Task:
Go through the data below and gather each line containing "this".

Dataset records:
--
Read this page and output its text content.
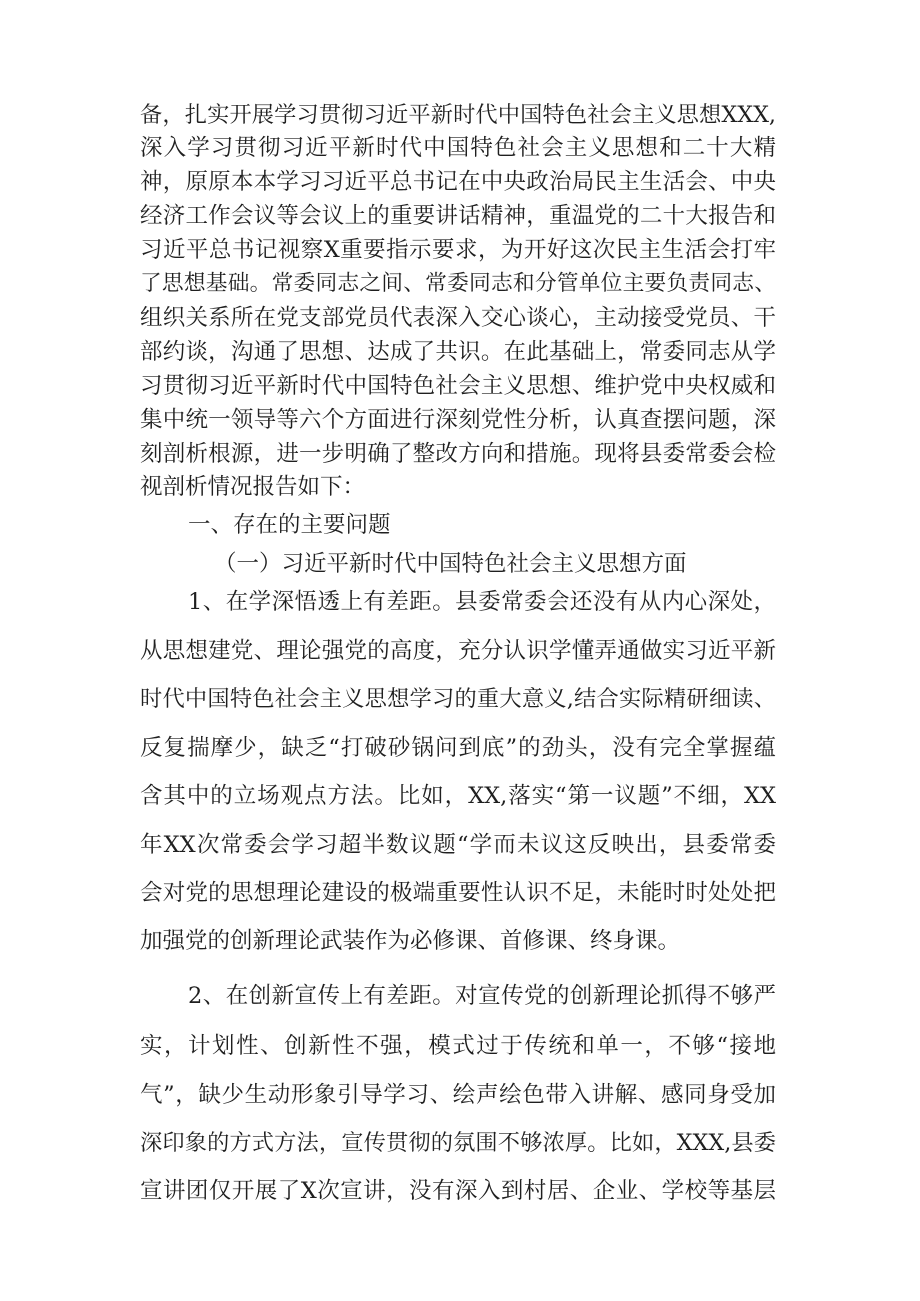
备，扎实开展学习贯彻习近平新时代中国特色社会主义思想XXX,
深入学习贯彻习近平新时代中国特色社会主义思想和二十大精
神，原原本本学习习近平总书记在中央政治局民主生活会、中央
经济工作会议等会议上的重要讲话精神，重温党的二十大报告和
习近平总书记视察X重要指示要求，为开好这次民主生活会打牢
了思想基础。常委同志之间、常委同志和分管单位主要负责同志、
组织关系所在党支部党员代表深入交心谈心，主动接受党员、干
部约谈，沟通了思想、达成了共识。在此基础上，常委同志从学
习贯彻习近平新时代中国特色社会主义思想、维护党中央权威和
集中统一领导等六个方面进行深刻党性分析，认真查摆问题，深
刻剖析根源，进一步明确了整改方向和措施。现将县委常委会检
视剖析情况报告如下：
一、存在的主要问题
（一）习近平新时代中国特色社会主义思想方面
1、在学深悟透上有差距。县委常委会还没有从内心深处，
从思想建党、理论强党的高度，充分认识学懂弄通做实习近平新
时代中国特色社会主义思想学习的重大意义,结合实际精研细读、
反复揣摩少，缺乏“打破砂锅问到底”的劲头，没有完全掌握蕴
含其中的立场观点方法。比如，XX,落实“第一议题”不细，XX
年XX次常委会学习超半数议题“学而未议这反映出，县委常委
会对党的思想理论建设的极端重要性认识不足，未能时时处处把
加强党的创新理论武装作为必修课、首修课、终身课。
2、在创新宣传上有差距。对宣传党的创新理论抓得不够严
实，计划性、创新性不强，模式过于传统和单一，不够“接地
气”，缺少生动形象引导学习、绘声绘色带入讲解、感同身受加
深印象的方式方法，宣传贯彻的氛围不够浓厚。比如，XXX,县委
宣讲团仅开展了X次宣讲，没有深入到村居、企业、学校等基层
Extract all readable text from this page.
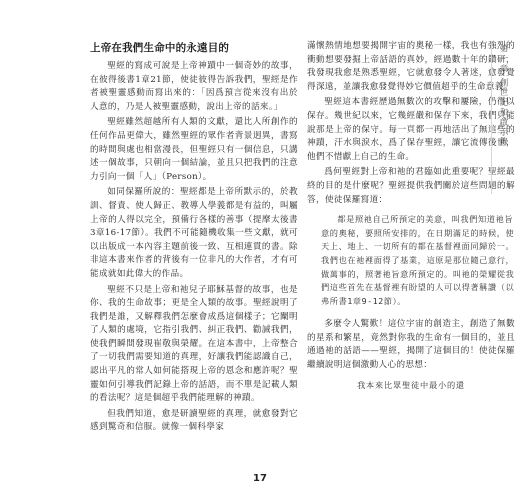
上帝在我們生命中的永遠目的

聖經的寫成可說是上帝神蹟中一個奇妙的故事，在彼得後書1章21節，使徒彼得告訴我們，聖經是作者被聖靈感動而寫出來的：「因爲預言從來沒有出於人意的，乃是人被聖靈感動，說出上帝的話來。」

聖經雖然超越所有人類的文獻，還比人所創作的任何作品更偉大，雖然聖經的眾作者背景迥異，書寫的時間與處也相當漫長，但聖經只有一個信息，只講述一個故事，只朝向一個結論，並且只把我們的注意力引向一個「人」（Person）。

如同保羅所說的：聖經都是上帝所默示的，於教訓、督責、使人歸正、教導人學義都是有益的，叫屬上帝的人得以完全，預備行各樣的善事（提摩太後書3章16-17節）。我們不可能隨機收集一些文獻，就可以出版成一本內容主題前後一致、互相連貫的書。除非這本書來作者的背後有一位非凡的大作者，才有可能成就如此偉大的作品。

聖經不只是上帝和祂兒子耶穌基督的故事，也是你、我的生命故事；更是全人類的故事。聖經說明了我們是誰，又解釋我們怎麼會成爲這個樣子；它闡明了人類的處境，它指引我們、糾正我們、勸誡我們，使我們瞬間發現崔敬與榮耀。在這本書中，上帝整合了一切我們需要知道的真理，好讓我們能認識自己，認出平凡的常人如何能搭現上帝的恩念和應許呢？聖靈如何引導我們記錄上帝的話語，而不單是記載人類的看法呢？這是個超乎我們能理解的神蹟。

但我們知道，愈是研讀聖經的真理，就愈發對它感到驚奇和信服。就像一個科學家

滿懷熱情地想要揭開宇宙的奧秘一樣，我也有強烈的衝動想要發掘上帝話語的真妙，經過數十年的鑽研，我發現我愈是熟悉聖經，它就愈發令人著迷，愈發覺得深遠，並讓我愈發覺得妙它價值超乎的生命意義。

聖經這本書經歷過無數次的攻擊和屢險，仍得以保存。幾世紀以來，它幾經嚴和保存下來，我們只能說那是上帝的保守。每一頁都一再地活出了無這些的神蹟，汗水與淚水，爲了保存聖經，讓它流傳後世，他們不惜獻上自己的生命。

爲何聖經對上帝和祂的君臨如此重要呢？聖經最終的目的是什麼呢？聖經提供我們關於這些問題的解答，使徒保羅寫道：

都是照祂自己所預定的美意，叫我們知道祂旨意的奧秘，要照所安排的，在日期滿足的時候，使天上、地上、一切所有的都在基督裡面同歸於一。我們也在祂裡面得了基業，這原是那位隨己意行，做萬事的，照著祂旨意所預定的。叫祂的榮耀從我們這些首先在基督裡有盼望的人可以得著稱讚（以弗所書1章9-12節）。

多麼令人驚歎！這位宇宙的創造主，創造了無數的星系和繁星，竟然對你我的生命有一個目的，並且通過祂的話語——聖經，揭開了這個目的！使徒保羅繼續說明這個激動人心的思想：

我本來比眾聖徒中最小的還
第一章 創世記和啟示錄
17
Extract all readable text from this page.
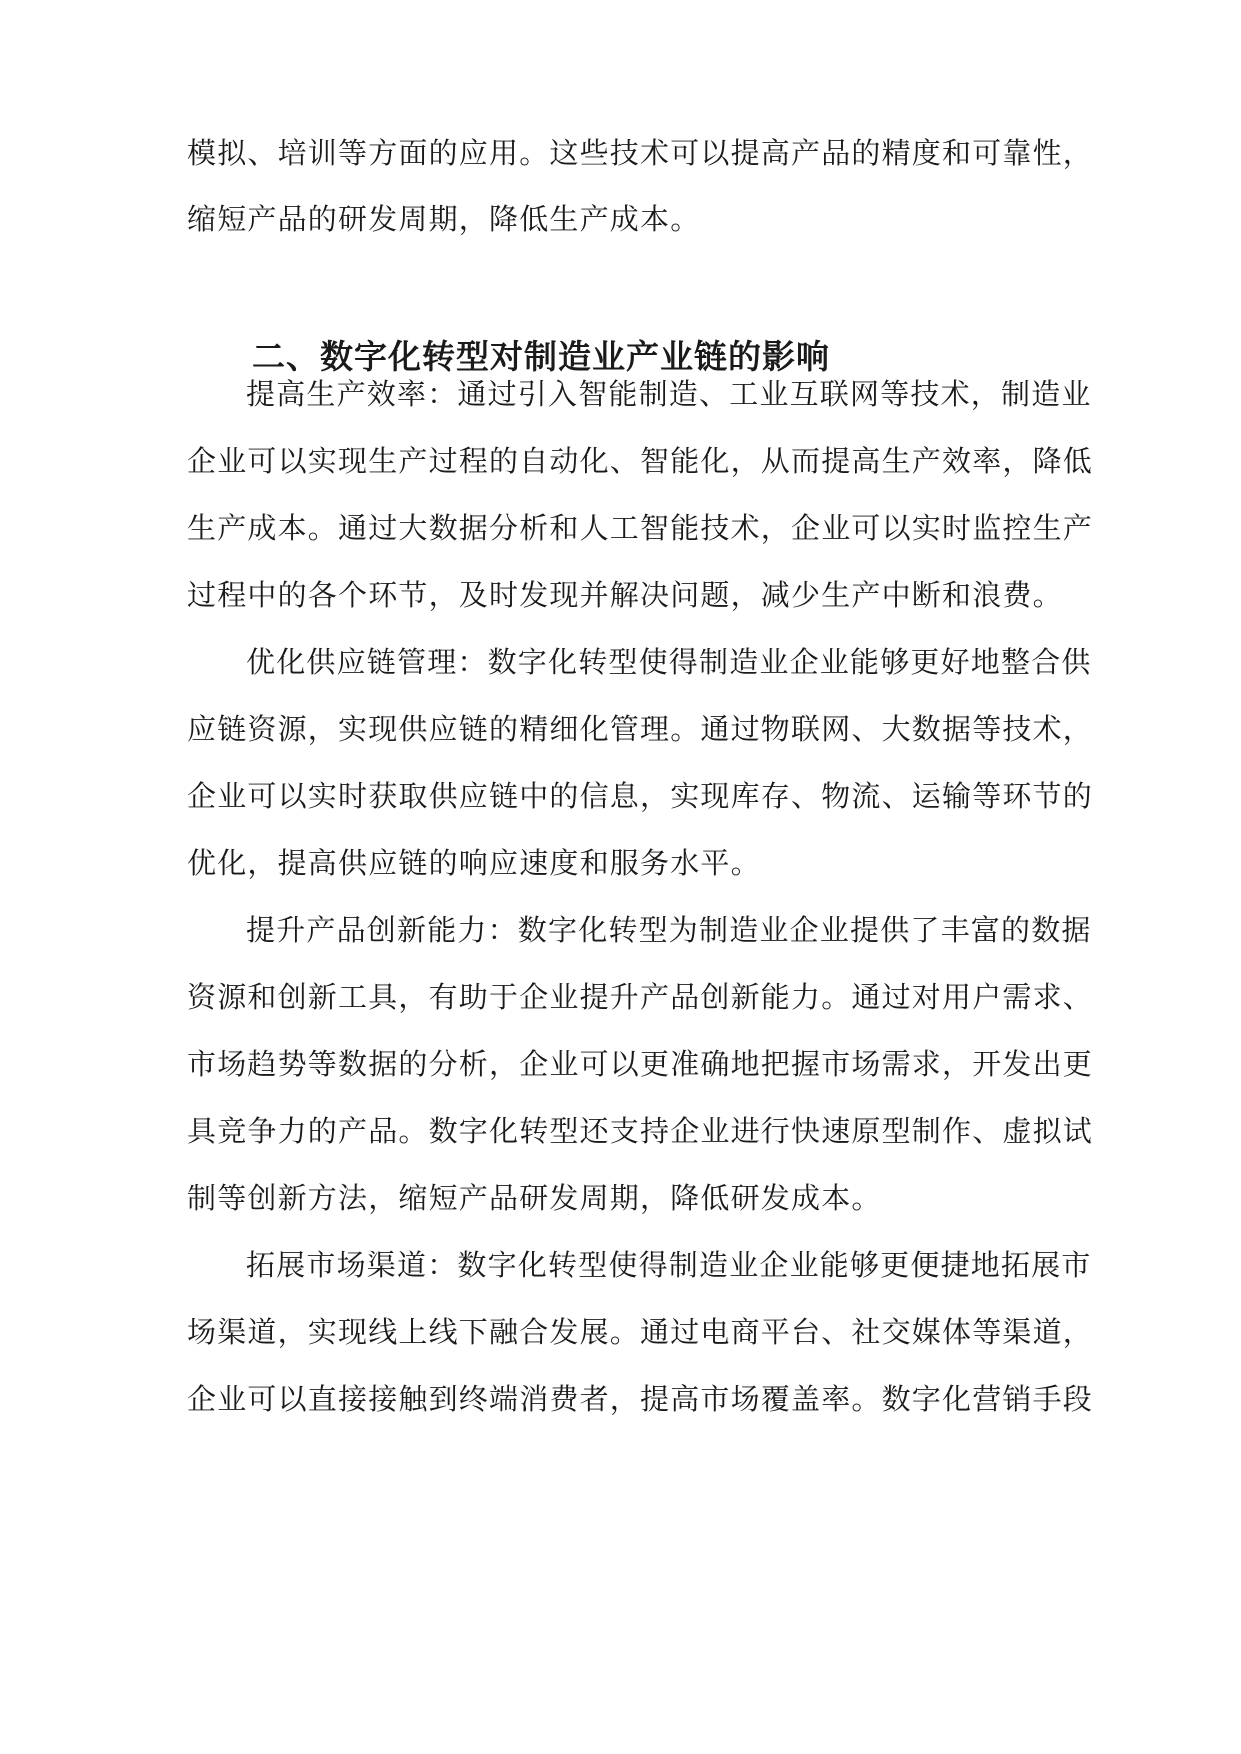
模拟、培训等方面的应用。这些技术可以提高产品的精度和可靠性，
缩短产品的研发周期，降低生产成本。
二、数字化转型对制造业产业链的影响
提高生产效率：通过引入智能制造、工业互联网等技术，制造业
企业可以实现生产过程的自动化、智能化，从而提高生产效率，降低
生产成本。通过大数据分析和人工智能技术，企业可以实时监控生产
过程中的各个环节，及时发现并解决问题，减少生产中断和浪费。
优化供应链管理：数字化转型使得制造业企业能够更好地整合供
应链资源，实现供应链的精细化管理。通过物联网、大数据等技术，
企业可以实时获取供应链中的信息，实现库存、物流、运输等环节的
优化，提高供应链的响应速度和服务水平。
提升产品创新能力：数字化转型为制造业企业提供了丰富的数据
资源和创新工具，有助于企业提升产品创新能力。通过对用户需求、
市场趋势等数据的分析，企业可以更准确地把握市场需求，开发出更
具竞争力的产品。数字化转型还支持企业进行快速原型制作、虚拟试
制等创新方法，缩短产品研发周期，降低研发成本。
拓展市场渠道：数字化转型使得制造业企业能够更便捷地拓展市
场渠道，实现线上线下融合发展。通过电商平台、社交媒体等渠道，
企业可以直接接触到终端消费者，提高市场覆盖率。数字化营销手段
--
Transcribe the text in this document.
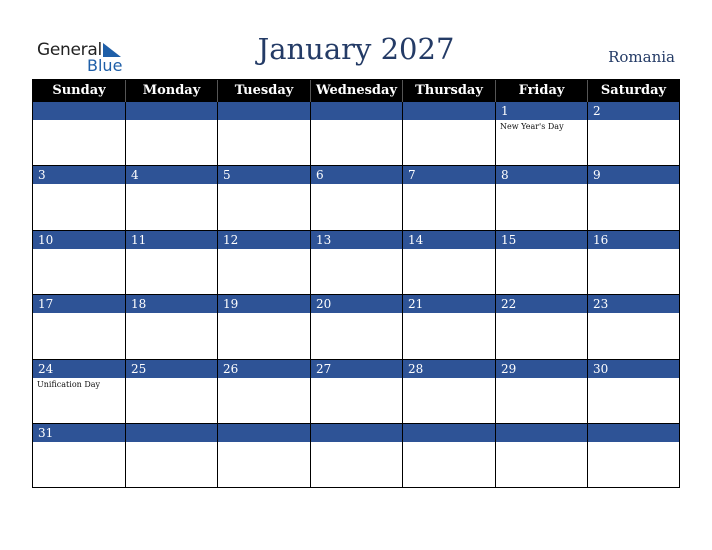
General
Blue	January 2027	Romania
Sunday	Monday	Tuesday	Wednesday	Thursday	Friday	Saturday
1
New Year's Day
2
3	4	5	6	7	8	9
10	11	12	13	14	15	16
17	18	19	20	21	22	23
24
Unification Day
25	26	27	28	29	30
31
--
Finished task:
Read this page and output its text content.
Extract all readable text from this page.
Extract all readable text from this page.
Transcribe the text in this document.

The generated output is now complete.